Data entries:
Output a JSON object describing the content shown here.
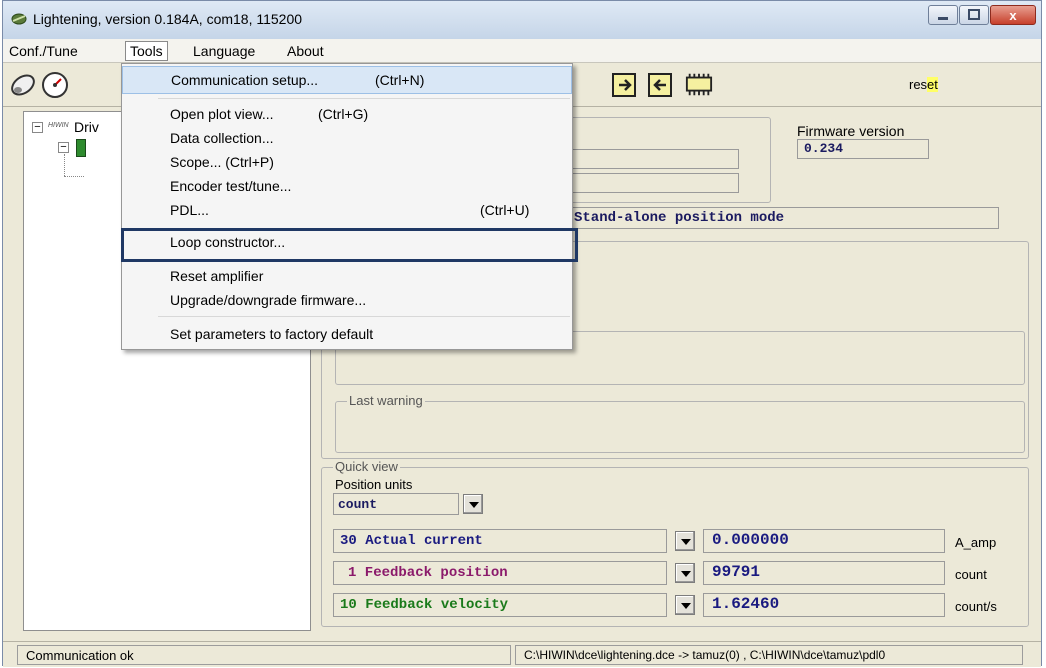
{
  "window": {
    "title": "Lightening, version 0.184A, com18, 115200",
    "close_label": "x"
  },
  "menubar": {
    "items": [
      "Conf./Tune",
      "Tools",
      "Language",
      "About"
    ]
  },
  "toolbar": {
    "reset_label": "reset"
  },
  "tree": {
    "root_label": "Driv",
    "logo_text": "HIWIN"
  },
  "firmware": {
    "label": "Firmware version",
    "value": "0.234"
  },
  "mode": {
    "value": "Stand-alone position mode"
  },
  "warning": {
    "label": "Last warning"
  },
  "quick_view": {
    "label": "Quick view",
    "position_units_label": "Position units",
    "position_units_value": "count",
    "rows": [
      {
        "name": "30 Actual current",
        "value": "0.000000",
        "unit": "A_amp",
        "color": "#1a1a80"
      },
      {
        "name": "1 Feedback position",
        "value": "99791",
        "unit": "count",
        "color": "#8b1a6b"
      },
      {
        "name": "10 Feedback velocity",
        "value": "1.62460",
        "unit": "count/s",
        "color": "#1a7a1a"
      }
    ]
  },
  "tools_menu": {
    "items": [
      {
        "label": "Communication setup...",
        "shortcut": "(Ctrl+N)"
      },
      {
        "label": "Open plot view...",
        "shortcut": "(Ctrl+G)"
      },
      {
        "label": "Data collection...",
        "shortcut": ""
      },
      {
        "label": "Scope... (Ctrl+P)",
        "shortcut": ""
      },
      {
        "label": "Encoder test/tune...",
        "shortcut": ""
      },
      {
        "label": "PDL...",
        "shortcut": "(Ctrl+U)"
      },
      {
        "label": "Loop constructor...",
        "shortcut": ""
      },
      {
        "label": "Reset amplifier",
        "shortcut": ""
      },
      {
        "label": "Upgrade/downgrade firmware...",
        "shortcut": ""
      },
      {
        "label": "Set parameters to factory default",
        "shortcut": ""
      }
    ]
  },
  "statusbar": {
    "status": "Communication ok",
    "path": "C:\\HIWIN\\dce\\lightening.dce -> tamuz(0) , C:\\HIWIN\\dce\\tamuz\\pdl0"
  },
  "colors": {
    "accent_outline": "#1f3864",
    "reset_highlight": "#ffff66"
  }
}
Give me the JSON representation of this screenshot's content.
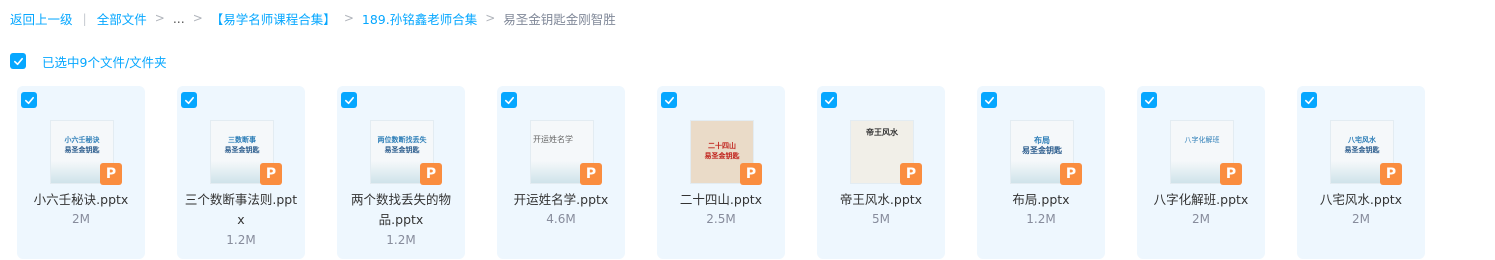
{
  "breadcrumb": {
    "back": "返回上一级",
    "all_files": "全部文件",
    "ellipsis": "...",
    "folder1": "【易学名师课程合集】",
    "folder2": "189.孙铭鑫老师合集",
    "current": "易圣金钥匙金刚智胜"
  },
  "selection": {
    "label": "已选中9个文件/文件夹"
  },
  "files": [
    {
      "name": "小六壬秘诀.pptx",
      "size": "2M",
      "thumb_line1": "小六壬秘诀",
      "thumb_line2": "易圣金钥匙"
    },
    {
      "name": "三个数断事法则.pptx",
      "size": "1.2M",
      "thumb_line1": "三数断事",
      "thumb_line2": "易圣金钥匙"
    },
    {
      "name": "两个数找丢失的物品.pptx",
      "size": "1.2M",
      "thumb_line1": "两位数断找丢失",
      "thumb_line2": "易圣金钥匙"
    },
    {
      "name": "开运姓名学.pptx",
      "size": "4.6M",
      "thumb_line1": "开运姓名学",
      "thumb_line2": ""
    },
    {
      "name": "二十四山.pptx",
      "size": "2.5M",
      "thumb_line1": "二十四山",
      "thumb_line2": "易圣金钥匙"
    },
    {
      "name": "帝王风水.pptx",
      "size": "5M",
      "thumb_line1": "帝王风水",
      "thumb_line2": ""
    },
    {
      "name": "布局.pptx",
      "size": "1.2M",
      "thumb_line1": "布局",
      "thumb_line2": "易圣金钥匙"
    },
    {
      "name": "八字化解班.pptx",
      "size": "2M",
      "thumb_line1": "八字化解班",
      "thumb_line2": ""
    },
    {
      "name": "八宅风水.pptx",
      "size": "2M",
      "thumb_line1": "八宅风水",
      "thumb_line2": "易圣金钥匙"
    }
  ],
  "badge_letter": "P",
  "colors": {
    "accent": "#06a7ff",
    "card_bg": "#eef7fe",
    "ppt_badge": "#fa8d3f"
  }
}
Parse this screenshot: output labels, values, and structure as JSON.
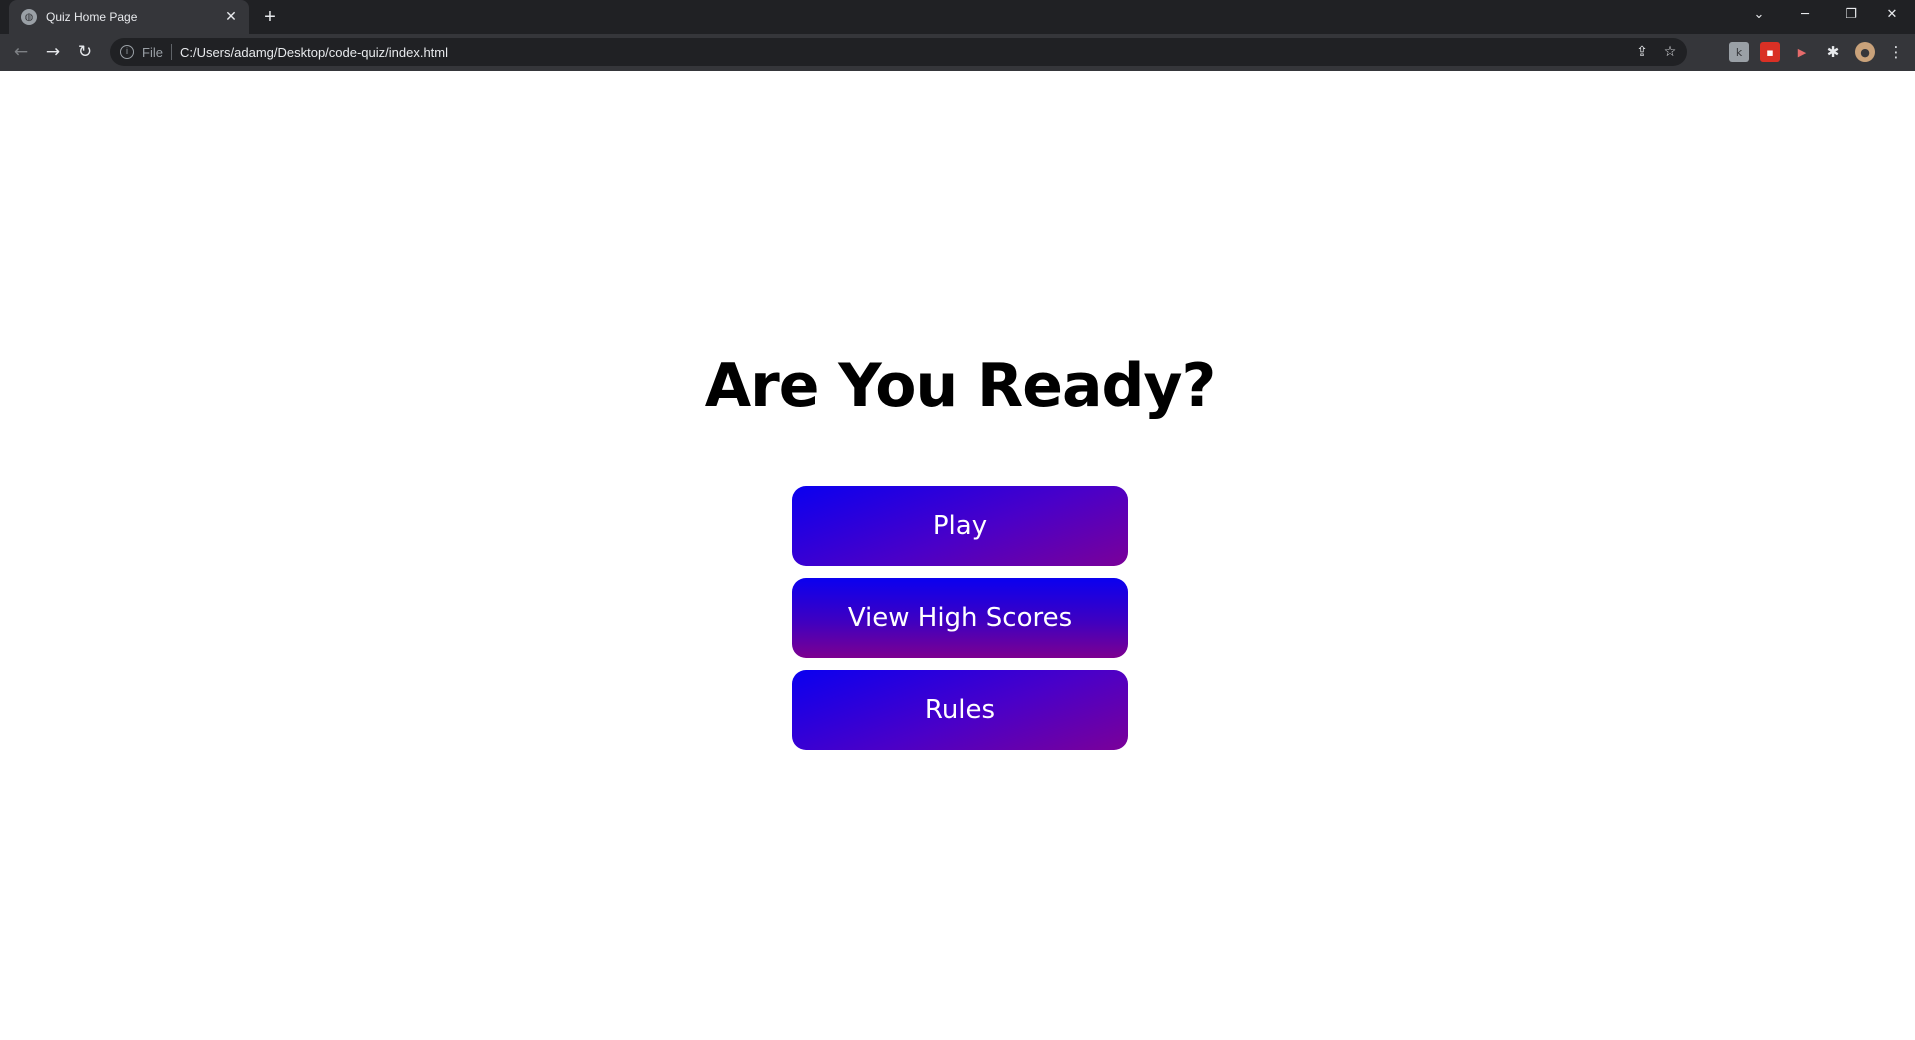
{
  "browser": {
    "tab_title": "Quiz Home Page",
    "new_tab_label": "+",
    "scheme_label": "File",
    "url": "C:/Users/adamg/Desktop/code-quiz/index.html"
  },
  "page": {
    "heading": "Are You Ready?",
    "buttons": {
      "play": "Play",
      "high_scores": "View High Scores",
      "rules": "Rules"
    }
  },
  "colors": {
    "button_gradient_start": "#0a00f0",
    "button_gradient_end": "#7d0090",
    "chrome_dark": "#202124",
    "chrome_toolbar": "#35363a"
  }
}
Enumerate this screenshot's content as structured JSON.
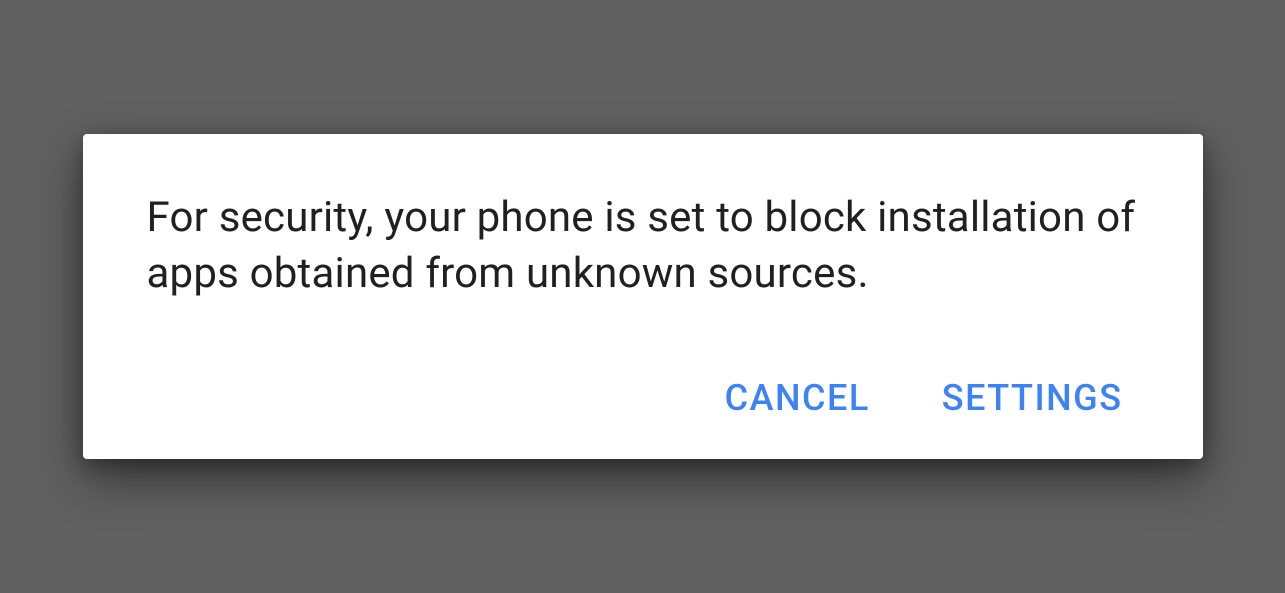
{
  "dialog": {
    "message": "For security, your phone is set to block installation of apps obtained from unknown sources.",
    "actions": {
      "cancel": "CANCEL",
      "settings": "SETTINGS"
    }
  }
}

EXERCISE INSTRUCTIONS: Every line in the data above that contains "version" needs to be copied.

WORKED SOLUTION:
    "title": "Lightening, version 0.184A, com18, 115200",
    "label": "Firmware version",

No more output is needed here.